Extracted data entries
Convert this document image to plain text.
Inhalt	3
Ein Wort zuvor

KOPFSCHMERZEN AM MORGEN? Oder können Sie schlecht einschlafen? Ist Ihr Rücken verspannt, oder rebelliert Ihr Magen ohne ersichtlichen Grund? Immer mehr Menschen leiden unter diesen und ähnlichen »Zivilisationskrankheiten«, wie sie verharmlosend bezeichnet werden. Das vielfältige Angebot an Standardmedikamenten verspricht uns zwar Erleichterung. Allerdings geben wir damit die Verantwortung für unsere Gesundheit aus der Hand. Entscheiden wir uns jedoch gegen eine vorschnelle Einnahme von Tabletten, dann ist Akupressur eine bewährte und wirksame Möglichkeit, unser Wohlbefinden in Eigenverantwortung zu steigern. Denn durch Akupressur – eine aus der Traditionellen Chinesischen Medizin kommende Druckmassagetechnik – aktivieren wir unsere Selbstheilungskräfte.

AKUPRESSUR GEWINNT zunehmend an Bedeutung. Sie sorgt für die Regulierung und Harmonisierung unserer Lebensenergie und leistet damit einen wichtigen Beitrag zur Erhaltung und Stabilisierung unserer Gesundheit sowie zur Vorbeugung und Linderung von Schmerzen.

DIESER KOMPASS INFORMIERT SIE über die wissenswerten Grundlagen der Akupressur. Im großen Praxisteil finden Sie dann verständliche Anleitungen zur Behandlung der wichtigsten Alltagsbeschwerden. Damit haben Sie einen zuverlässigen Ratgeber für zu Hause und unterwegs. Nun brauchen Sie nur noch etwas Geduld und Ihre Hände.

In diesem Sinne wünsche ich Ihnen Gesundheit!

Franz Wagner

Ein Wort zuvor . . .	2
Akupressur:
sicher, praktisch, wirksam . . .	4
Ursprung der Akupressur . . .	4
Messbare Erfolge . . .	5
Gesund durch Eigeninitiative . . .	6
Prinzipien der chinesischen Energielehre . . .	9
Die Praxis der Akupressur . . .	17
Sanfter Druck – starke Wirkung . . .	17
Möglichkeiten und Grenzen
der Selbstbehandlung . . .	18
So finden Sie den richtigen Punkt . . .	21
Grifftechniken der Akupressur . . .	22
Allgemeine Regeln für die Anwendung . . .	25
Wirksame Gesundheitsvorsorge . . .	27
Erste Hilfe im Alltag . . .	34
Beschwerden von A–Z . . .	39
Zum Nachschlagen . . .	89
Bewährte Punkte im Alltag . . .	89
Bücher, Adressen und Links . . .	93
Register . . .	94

**Challenge**. Quote the whole listing above, leaving nothing out.

**Response below**.
Convert this document image to plain text.
Inhalt	3
Ein Wort zuvor

KOPFSCHMERZEN AM MORGEN? Oder können Sie schlecht einschlafen? Ist Ihr Rücken verspannt, oder rebelliert Ihr Magen ohne ersichtlichen Grund? Immer mehr Menschen leiden unter diesen und ähnlichen »Zivilisationskrankheiten«, wie sie verharmlosend bezeichnet werden. Das vielfältige Angebot an Standardmedikamenten verspricht uns zwar Erleichterung. Allerdings geben wir damit die Verantwortung für unsere Gesundheit aus der Hand. Entscheiden wir uns jedoch gegen eine vorschnelle Einnahme von Tabletten, dann ist Akupressur eine bewährte und wirksame Möglichkeit, unser Wohlbefinden in Eigenverantwortung zu steigern. Denn durch Akupressur – eine aus der Traditionellen Chinesischen Medizin kommende Druckmassagetechnik – aktivieren wir unsere Selbstheilungskräfte.

AKUPRESSUR GEWINNT zunehmend an Bedeutung. Sie sorgt für die Regulierung und Harmonisierung unserer Lebensenergie und leistet damit einen wichtigen Beitrag zur Erhaltung und Stabilisierung unserer Gesundheit sowie zur Vorbeugung und Linderung von Schmerzen.

DIESER KOMPASS INFORMIERT SIE über die wissenswerten Grundlagen der Akupressur. Im großen Praxisteil finden Sie dann verständliche Anleitungen zur Behandlung der wichtigsten Alltagsbeschwerden. Damit haben Sie einen zuverlässigen Ratgeber für zu Hause und unterwegs. Nun brauchen Sie nur noch etwas Geduld und Ihre Hände.

In diesem Sinne wünsche ich Ihnen Gesundheit!

Franz Wagner

Ein Wort zuvor . . .	2
Akupressur:
sicher, praktisch, wirksam . . .	4
Ursprung der Akupressur . . .	4
Messbare Erfolge . . .	5
Gesund durch Eigeninitiative . . .	6
Prinzipien der chinesischen Energielehre . . .	9
Die Praxis der Akupressur . . .	17
Sanfter Druck – starke Wirkung . . .	17
Möglichkeiten und Grenzen
der Selbstbehandlung . . .	18
So finden Sie den richtigen Punkt . . .	21
Grifftechniken der Akupressur . . .	22
Allgemeine Regeln für die Anwendung . . .	25
Wirksame Gesundheitsvorsorge . . .	27
Erste Hilfe im Alltag . . .	34
Beschwerden von A–Z . . .	39
Zum Nachschlagen . . .	89
Bewährte Punkte im Alltag . . .	89
Bücher, Adressen und Links . . .	93
Register . . .	94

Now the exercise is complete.